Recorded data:
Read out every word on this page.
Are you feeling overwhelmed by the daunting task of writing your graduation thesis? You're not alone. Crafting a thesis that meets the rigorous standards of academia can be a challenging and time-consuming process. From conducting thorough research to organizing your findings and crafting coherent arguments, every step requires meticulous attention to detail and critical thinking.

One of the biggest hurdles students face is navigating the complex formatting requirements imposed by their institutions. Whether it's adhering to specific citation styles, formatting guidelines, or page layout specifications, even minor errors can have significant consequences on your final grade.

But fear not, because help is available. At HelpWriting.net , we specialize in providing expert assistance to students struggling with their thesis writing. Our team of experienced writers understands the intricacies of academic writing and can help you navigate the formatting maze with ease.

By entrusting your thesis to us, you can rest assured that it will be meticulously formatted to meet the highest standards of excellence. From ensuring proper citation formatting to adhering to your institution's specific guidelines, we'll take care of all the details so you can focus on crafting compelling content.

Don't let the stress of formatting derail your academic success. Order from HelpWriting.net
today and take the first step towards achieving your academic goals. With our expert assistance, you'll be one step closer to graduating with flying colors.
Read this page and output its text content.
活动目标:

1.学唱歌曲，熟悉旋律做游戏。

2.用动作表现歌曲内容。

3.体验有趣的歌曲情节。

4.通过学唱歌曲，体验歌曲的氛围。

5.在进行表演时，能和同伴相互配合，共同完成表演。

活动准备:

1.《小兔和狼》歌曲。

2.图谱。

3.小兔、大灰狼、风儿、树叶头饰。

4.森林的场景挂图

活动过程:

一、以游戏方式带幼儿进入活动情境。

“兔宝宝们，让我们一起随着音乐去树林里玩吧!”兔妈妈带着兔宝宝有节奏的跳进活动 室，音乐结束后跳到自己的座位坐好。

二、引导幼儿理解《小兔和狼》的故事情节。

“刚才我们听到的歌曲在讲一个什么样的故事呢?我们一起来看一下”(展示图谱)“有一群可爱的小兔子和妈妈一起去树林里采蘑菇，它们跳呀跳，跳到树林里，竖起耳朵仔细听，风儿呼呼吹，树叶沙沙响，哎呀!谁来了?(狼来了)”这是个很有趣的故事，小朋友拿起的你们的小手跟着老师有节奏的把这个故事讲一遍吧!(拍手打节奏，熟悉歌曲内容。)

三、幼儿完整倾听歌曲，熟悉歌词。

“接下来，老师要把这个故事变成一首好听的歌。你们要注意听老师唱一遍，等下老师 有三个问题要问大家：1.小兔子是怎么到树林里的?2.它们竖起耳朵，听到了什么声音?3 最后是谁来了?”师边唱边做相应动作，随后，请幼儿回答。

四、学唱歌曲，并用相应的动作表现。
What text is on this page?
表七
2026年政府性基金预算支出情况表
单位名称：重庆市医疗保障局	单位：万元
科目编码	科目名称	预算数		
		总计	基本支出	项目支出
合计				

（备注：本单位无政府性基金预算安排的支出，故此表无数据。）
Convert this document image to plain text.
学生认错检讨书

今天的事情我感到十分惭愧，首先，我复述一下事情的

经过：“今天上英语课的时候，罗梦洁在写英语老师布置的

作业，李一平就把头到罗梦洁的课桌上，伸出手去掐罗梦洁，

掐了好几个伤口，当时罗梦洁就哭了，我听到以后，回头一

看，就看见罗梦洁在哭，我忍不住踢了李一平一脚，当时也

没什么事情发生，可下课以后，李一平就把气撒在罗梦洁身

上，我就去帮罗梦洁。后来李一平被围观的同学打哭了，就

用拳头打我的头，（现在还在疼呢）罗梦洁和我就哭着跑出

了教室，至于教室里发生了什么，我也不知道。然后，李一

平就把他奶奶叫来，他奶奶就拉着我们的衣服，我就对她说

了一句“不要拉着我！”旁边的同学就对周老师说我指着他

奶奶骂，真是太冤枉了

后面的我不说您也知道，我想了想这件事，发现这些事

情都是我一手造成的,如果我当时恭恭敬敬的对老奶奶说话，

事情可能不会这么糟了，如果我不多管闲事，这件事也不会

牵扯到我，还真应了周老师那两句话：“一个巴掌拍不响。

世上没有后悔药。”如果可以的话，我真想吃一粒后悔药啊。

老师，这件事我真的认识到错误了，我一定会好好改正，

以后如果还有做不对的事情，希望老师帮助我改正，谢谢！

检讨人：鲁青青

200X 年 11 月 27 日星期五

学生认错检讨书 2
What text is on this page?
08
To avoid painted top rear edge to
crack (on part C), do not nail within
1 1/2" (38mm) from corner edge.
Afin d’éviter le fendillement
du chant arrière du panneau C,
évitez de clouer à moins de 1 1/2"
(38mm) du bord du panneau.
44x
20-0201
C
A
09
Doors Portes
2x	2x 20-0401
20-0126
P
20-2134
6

- **What to do**: Copy each line that contains the word "assistance".

- **Reply to the task**:
But fear not, because help is available. At HelpWriting.net , we specialize in providing expert assistance to students struggling with their thesis writing. Our team of experienced writers understands the intricacies of academic writing and can help you navigate the formatting maze with ease.
today and take the first step towards achieving your academic goals. With our expert assistance, you'll be one step closer to graduating with flying colors.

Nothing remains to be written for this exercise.